▶ **Required work**
Note each line where "https" appears, and copy it.

▶ **Data for this exercise**
★ ★ ★ ★

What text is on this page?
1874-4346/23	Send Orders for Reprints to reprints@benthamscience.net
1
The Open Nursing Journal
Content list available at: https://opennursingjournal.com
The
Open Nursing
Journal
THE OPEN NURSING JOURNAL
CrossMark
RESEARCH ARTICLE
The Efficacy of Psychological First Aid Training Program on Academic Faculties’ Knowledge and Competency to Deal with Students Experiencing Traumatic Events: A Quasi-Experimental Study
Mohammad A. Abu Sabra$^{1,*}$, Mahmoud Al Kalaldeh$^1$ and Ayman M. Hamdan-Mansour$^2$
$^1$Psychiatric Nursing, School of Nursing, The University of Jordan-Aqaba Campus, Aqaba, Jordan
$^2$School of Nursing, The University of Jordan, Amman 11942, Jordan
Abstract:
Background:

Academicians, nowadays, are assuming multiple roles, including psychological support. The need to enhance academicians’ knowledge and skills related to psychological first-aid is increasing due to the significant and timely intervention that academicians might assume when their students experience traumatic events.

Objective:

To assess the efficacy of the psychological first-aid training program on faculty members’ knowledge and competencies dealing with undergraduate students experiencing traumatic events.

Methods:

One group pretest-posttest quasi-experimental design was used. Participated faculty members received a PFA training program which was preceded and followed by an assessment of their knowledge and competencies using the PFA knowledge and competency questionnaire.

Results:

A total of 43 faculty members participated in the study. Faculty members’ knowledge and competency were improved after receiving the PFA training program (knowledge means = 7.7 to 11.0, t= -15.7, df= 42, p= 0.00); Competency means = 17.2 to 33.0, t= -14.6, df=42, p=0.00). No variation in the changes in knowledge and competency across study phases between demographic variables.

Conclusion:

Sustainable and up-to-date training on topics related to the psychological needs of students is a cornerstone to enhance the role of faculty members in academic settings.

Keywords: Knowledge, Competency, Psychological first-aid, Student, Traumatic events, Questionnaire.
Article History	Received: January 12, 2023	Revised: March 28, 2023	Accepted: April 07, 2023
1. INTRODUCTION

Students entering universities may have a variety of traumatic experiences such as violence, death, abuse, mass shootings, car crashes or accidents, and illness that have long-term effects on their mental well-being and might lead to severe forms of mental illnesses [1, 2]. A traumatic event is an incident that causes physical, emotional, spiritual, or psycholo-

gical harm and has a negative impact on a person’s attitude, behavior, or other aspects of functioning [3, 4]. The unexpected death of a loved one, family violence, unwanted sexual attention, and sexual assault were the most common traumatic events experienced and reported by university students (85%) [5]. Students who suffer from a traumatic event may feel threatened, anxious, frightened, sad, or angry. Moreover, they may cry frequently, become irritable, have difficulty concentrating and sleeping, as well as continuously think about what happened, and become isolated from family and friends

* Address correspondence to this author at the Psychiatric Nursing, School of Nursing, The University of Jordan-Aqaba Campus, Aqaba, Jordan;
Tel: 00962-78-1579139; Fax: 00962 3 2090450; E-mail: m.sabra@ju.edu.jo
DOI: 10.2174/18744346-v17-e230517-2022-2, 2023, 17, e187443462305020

★ ★ ★ ★

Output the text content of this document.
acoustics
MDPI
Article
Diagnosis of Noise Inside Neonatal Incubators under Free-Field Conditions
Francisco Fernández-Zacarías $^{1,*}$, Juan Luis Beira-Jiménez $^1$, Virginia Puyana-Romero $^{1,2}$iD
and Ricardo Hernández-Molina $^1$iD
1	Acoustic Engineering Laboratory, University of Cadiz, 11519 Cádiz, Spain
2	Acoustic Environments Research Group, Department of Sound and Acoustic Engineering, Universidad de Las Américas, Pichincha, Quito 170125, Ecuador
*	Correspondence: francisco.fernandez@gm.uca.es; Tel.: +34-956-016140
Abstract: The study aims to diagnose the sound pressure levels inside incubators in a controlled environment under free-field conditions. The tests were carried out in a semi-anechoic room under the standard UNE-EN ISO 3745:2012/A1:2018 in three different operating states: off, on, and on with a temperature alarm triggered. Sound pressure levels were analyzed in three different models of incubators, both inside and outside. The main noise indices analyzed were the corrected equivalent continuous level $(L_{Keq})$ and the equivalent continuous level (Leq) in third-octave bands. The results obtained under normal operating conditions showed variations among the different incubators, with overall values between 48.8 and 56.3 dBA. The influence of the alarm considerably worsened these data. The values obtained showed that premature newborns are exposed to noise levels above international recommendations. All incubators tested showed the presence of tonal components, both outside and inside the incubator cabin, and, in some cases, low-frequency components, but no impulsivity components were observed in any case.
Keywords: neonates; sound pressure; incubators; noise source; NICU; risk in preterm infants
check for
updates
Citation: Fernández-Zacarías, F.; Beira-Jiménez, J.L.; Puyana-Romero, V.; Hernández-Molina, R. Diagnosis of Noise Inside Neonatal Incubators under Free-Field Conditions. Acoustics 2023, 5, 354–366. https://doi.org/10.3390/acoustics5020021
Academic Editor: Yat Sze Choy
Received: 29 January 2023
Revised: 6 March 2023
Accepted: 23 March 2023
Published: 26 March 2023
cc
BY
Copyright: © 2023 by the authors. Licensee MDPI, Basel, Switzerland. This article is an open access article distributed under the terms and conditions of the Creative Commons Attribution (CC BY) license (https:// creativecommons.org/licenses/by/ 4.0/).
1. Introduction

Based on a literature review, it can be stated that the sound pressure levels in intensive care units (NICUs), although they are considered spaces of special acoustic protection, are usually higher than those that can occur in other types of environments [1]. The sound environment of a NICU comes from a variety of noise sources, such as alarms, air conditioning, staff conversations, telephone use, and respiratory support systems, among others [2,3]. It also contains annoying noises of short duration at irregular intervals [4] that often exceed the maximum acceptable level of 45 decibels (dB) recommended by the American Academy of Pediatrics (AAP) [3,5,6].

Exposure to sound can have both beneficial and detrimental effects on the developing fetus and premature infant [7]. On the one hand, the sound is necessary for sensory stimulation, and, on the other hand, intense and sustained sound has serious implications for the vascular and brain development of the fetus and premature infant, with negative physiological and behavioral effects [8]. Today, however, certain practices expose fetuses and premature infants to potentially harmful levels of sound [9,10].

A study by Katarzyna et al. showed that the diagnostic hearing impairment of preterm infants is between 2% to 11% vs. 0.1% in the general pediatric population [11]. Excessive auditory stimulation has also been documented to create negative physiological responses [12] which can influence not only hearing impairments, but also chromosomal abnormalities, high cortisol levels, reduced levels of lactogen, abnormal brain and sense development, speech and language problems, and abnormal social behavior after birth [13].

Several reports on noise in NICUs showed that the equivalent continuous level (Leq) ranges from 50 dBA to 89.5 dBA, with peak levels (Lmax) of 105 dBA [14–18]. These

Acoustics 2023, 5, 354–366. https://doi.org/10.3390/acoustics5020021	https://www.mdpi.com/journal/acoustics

★ ★ ★ ★

▶ **Exercise answer**
Content list available at: https://opennursingjournal.com
Citation: Fernández-Zacarías, F.; Beira-Jiménez, J.L.; Puyana-Romero, V.; Hernández-Molina, R. Diagnosis of Noise Inside Neonatal Incubators under Free-Field Conditions. Acoustics 2023, 5, 354–366. https://doi.org/10.3390/acoustics5020021
Copyright: © 2023 by the authors. Licensee MDPI, Basel, Switzerland. This article is an open access article distributed under the terms and conditions of the Creative Commons Attribution (CC BY) license (https:// creativecommons.org/licenses/by/ 4.0/).
Acoustics 2023, 5, 354–366. https://doi.org/10.3390/acoustics5020021	https://www.mdpi.com/journal/acoustics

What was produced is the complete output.